### AIM
Copy each line of the records that contains the word "Tree".

### EXERCISE MATERIALS
--- Begin ---

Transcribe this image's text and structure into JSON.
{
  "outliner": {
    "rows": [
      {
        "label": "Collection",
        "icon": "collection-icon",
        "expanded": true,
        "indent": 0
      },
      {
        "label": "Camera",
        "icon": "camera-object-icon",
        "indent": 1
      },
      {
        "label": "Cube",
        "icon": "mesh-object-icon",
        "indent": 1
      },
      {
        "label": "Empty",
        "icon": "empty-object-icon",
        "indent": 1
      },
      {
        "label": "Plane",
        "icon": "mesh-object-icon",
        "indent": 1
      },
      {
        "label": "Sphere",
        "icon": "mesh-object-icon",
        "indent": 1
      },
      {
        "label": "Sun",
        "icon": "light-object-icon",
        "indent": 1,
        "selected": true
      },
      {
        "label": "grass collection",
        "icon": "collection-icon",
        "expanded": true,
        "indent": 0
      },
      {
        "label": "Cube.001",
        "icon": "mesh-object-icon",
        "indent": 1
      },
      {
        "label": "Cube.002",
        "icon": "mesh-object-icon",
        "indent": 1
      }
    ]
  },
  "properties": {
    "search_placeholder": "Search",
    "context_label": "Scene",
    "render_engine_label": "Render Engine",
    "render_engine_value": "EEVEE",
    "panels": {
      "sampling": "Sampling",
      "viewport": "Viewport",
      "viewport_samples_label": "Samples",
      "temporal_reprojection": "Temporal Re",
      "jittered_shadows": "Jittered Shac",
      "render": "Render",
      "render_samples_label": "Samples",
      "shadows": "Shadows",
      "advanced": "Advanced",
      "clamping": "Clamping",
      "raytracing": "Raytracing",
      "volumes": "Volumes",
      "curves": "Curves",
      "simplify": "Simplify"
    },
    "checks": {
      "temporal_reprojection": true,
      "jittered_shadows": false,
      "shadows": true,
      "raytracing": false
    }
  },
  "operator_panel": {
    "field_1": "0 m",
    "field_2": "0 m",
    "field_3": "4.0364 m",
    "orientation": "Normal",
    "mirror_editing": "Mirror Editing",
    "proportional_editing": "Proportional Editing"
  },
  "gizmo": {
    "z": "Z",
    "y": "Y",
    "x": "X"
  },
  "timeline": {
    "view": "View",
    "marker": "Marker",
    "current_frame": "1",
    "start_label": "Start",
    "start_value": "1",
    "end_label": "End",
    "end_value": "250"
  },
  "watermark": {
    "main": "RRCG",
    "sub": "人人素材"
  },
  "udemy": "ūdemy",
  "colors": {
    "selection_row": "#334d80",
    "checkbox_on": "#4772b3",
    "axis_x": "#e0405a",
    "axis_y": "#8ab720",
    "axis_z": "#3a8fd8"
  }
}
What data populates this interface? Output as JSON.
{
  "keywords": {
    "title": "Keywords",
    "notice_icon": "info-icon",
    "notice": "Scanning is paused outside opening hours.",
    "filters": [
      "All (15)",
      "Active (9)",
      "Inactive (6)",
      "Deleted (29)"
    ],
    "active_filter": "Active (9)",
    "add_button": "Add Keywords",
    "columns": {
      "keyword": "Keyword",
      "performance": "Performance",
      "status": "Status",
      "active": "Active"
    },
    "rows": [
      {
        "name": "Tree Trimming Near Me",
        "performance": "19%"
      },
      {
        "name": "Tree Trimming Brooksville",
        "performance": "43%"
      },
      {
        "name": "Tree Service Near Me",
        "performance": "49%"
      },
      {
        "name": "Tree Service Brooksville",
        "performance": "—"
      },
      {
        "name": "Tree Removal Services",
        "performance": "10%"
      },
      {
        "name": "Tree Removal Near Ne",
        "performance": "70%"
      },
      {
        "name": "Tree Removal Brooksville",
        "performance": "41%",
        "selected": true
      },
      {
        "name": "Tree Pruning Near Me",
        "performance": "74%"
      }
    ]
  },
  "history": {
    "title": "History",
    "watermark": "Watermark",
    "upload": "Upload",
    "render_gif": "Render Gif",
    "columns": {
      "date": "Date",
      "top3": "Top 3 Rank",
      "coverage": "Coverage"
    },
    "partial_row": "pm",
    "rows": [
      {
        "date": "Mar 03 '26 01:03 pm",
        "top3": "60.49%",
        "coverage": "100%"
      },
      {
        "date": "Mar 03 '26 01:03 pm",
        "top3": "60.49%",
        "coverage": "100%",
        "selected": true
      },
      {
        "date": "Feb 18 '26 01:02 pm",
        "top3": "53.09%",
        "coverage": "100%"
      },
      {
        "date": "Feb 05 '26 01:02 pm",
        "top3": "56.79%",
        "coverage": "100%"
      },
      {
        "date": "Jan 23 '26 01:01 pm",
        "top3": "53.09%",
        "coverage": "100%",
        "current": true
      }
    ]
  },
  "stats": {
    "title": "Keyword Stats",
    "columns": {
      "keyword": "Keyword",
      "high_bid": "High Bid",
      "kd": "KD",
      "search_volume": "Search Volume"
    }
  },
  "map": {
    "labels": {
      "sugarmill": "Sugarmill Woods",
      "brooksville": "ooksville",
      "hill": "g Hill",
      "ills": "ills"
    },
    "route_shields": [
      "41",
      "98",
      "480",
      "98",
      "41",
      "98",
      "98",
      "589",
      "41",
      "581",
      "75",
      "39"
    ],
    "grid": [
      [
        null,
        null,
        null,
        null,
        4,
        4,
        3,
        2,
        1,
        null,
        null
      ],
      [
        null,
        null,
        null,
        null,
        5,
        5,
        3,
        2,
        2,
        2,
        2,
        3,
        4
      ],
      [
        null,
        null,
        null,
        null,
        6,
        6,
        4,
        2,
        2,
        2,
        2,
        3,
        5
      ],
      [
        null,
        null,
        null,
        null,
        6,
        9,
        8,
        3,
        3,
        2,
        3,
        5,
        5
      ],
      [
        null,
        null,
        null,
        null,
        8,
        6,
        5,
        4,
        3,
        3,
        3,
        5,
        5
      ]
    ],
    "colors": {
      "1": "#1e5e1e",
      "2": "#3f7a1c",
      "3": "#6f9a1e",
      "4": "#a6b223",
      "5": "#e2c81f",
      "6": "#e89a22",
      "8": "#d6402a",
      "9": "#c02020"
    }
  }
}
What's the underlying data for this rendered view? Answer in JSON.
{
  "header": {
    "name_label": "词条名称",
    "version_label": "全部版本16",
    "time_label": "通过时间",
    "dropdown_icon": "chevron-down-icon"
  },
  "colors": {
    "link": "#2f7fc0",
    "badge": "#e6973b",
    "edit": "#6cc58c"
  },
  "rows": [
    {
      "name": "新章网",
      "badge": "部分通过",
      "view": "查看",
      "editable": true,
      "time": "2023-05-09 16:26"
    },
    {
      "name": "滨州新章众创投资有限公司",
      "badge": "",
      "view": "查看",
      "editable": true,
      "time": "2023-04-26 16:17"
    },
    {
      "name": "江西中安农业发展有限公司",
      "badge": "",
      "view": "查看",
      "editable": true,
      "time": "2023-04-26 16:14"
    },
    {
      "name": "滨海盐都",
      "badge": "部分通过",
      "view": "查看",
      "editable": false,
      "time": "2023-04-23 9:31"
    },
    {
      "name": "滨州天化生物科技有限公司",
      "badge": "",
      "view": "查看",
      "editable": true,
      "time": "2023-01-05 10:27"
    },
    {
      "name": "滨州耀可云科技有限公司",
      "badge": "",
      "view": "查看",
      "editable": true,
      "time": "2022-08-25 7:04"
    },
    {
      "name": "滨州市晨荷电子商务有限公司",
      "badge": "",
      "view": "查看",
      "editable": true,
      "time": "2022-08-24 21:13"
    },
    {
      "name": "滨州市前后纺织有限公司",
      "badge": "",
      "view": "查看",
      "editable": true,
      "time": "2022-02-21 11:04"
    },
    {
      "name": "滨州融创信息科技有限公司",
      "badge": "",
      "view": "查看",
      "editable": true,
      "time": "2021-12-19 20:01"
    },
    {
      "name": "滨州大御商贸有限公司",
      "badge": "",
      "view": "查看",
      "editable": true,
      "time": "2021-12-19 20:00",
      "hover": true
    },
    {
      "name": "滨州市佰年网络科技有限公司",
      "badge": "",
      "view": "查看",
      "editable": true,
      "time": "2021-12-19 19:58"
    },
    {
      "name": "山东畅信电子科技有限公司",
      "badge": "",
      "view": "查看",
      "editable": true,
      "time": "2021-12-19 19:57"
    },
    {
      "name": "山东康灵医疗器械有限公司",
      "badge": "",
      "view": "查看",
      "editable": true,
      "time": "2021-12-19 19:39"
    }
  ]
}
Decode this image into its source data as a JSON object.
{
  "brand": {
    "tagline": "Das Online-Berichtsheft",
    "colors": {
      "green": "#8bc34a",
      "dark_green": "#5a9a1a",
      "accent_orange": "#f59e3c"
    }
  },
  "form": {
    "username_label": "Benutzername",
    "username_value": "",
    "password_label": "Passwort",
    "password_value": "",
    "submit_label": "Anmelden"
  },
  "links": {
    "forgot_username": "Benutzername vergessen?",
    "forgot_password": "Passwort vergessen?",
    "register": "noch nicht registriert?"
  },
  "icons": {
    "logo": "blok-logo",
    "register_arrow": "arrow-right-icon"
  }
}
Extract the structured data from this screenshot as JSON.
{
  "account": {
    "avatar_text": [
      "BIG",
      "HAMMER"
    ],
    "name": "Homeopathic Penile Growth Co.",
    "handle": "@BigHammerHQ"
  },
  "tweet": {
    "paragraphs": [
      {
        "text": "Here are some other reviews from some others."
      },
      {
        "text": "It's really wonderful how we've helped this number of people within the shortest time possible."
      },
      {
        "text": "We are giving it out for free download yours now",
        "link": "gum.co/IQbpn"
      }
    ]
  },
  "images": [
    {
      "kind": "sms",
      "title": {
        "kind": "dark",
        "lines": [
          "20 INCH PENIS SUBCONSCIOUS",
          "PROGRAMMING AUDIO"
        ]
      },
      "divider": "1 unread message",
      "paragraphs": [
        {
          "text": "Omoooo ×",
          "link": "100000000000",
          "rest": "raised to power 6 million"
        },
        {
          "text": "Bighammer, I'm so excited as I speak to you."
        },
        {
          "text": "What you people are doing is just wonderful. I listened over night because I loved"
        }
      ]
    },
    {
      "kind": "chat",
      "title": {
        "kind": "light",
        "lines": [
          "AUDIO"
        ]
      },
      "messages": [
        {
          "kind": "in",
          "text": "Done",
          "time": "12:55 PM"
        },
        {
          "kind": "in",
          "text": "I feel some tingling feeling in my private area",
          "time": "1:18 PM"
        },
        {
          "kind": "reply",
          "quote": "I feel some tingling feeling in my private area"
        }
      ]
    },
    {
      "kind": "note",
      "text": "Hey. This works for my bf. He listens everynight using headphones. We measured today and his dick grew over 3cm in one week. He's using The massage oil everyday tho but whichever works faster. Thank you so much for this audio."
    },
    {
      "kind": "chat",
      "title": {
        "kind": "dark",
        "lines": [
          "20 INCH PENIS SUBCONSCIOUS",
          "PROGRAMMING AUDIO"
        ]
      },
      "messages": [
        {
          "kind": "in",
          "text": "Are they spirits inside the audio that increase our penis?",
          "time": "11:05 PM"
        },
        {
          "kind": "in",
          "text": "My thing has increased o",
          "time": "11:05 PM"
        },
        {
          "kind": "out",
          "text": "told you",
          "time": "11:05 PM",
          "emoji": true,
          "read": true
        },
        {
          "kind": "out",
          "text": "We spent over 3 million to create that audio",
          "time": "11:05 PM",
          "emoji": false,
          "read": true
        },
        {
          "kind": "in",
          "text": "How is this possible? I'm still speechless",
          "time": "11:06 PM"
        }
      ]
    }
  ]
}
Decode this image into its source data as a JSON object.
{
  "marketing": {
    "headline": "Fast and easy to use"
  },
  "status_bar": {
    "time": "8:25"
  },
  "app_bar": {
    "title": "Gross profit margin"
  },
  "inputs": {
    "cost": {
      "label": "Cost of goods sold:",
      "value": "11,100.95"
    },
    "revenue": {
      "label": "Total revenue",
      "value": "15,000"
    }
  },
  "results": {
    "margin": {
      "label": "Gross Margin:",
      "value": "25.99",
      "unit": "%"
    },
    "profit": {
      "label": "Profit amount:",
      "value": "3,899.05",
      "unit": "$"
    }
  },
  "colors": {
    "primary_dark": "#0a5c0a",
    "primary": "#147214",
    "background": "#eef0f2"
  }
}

--- End ---

### EXPECTED ANSWER
        "name": "Tree Trimming Near Me",
        "name": "Tree Trimming Brooksville",
        "name": "Tree Service Near Me",
        "name": "Tree Service Brooksville",
        "name": "Tree Removal Services",
        "name": "Tree Removal Near Ne",
        "name": "Tree Removal Brooksville",
        "name": "Tree Pruning Near Me",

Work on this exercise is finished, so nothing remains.